== Task requirements ==
Every line below that mentions the word "networks" should be copied out.

-- start Data for this task --

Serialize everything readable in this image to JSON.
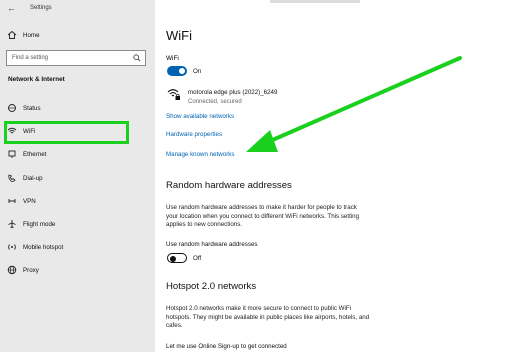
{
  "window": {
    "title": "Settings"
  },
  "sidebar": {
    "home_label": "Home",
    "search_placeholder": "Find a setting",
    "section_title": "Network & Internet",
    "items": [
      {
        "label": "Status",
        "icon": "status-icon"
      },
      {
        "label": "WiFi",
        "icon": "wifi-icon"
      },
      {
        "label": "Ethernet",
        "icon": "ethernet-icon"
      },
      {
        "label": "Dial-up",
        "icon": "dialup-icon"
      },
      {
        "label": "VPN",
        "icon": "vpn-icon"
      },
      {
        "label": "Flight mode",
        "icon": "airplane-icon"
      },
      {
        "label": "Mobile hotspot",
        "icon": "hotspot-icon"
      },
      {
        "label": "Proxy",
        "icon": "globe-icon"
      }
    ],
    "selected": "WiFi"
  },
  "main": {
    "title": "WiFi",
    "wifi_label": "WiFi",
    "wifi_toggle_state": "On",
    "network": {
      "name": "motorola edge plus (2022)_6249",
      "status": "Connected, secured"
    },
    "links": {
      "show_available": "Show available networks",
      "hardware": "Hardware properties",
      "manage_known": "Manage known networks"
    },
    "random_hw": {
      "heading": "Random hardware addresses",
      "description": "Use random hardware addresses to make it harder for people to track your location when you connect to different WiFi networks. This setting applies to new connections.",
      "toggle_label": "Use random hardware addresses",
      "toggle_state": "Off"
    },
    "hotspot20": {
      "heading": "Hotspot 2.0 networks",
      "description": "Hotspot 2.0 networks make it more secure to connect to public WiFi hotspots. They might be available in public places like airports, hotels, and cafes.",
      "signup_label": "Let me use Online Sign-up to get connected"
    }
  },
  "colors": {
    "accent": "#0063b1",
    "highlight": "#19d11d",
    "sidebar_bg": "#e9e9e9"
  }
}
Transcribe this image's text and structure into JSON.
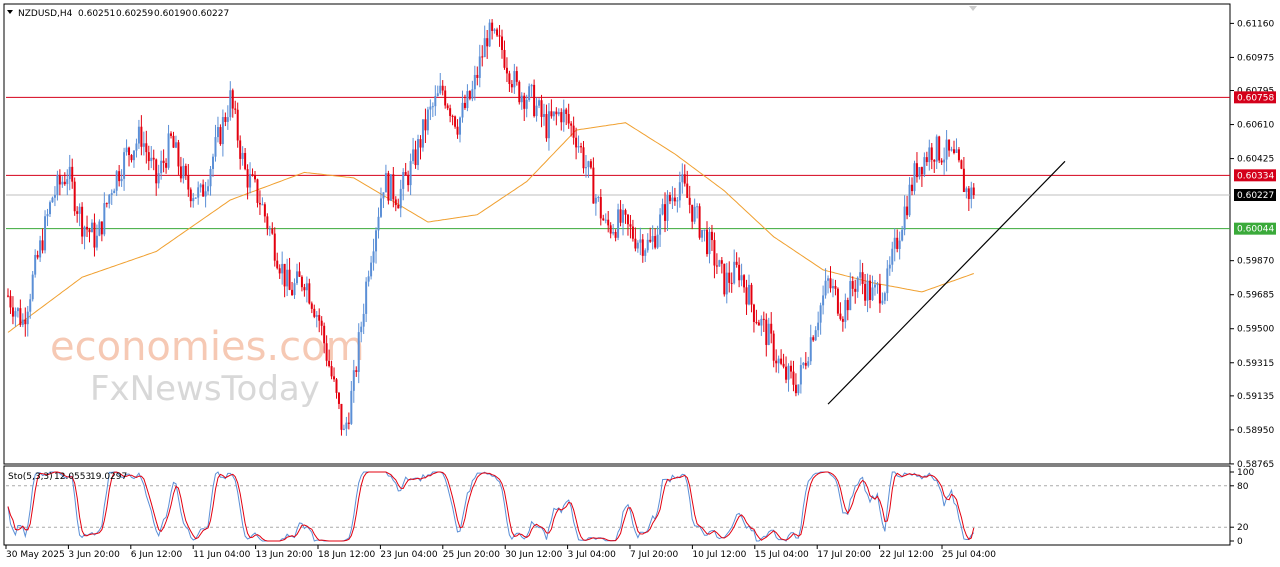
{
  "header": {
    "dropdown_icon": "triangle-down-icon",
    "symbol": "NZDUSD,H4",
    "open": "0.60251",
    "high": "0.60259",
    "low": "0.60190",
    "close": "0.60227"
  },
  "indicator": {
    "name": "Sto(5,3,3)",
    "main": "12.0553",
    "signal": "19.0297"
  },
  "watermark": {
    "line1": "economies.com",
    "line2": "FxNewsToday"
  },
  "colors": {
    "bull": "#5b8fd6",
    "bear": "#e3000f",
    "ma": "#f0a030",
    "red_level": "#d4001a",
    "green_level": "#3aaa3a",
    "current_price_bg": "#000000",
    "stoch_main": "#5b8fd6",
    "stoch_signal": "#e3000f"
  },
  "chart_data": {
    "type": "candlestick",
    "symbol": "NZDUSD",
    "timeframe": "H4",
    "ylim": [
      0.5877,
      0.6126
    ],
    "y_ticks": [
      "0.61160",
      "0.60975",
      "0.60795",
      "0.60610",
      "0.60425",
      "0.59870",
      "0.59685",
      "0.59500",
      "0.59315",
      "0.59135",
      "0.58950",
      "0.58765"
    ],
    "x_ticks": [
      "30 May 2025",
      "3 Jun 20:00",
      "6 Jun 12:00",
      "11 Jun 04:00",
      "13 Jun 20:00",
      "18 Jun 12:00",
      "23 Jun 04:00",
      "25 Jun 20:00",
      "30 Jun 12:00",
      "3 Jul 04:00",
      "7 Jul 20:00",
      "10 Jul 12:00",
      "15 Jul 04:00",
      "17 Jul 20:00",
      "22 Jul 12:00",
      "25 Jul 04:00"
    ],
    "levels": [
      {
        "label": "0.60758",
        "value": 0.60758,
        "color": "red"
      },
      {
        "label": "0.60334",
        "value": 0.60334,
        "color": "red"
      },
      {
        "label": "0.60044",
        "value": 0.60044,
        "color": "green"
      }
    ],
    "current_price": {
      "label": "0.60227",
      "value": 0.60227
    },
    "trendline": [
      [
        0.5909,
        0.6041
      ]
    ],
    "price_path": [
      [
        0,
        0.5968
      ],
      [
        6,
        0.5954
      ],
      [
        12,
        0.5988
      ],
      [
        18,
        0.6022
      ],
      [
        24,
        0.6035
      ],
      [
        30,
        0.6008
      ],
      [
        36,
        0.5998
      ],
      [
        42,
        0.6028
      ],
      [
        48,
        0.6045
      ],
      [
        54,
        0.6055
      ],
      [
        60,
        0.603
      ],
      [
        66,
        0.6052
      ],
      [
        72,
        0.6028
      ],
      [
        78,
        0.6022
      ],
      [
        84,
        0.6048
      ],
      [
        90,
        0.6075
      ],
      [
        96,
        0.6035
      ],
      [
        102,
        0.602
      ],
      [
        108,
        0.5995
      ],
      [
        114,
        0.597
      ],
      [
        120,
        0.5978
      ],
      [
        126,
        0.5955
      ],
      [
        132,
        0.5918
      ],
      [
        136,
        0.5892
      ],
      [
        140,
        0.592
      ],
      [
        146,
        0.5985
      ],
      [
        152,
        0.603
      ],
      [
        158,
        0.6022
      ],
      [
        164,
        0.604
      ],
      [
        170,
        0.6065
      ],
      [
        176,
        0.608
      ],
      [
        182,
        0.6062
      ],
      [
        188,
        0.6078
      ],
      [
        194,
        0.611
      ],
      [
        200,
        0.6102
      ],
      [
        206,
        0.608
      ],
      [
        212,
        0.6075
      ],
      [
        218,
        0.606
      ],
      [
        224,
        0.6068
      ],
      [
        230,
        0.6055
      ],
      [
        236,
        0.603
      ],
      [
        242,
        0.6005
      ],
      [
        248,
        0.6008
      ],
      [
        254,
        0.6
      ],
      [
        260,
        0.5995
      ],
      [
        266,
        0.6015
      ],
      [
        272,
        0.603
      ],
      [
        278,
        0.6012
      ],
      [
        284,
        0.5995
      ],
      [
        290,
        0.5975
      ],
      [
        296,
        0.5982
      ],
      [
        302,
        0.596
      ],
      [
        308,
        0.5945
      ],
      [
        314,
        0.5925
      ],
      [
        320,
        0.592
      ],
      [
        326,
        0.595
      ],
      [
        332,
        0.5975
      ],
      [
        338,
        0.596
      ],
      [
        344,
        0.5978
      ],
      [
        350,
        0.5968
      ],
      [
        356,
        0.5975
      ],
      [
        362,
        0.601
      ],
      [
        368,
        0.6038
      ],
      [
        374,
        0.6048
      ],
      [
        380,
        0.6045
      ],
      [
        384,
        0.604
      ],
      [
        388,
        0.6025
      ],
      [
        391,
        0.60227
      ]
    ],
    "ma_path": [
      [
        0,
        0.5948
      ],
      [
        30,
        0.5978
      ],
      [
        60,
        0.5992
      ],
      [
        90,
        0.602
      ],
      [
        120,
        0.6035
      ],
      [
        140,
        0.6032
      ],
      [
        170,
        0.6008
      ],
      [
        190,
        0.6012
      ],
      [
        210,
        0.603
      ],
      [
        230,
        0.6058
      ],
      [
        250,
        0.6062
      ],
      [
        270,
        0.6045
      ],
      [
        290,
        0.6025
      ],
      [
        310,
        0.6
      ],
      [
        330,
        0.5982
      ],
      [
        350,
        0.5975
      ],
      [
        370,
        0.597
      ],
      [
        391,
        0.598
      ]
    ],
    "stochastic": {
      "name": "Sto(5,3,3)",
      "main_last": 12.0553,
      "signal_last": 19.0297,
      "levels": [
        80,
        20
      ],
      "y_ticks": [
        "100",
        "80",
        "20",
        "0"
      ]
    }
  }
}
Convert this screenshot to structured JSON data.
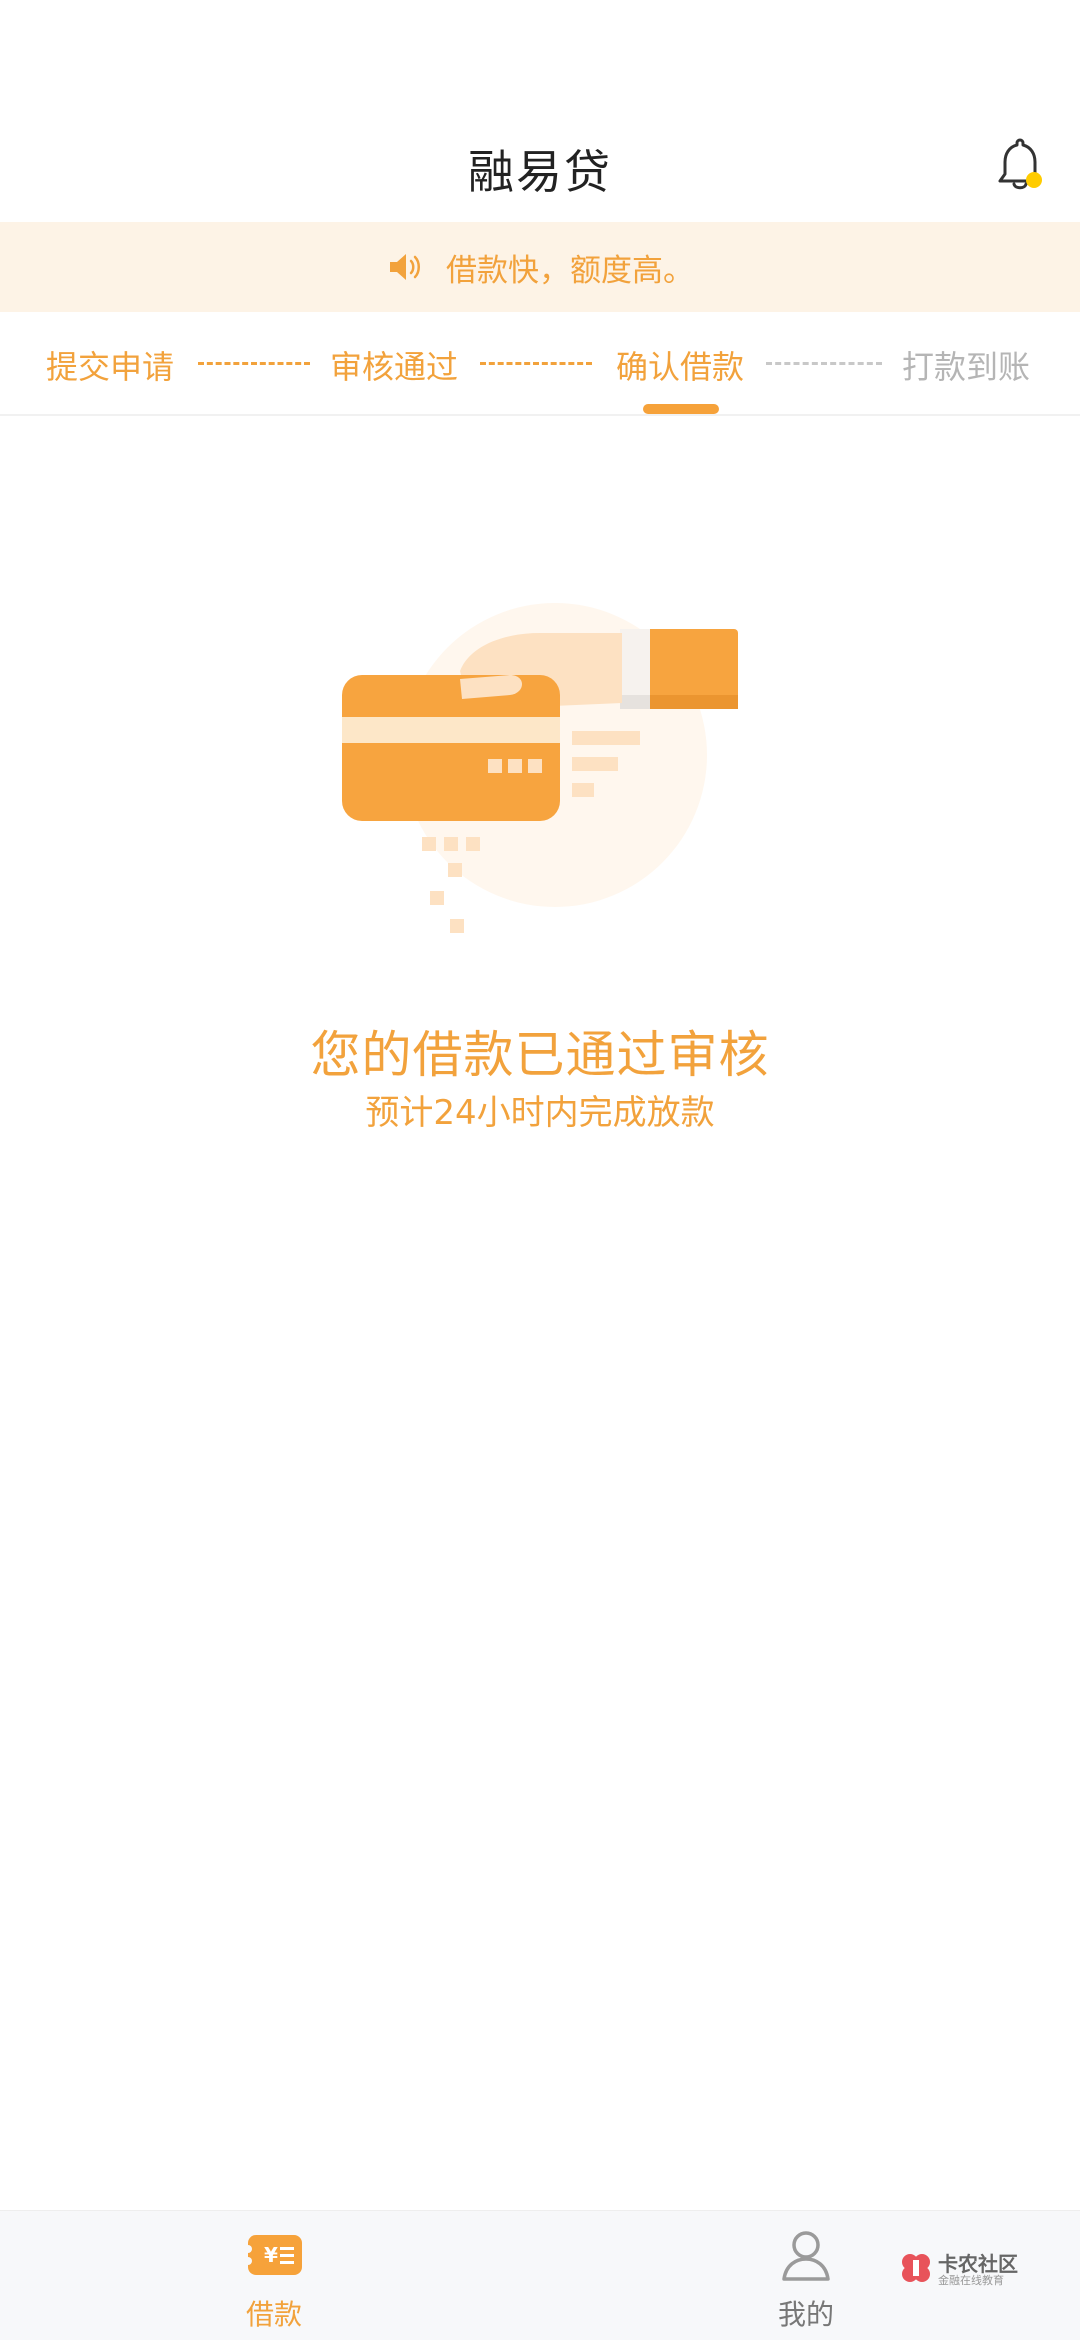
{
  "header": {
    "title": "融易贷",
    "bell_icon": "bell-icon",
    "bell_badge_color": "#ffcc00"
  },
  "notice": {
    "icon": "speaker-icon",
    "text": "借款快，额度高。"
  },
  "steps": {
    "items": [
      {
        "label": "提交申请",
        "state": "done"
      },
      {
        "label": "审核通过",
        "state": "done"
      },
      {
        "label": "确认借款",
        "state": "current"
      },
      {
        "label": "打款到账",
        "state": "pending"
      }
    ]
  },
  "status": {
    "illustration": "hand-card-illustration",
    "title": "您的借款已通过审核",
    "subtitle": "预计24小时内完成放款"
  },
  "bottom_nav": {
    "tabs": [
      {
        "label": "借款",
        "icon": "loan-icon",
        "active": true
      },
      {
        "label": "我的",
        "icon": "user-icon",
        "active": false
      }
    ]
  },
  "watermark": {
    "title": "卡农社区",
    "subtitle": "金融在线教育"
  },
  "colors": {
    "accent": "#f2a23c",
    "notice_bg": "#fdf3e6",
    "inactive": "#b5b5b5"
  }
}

-- end Data for this task --

== The completed task ==
      "show_available": "Show available networks",
      "manage_known": "Manage known networks"
      "description": "Use random hardware addresses to make it harder for people to track your location when you connect to different WiFi networks. This setting applies to new connections.",
      "heading": "Hotspot 2.0 networks",
      "description": "Hotspot 2.0 networks make it more secure to connect to public WiFi hotspots. They might be available in public places like airports, hotels, and cafes.",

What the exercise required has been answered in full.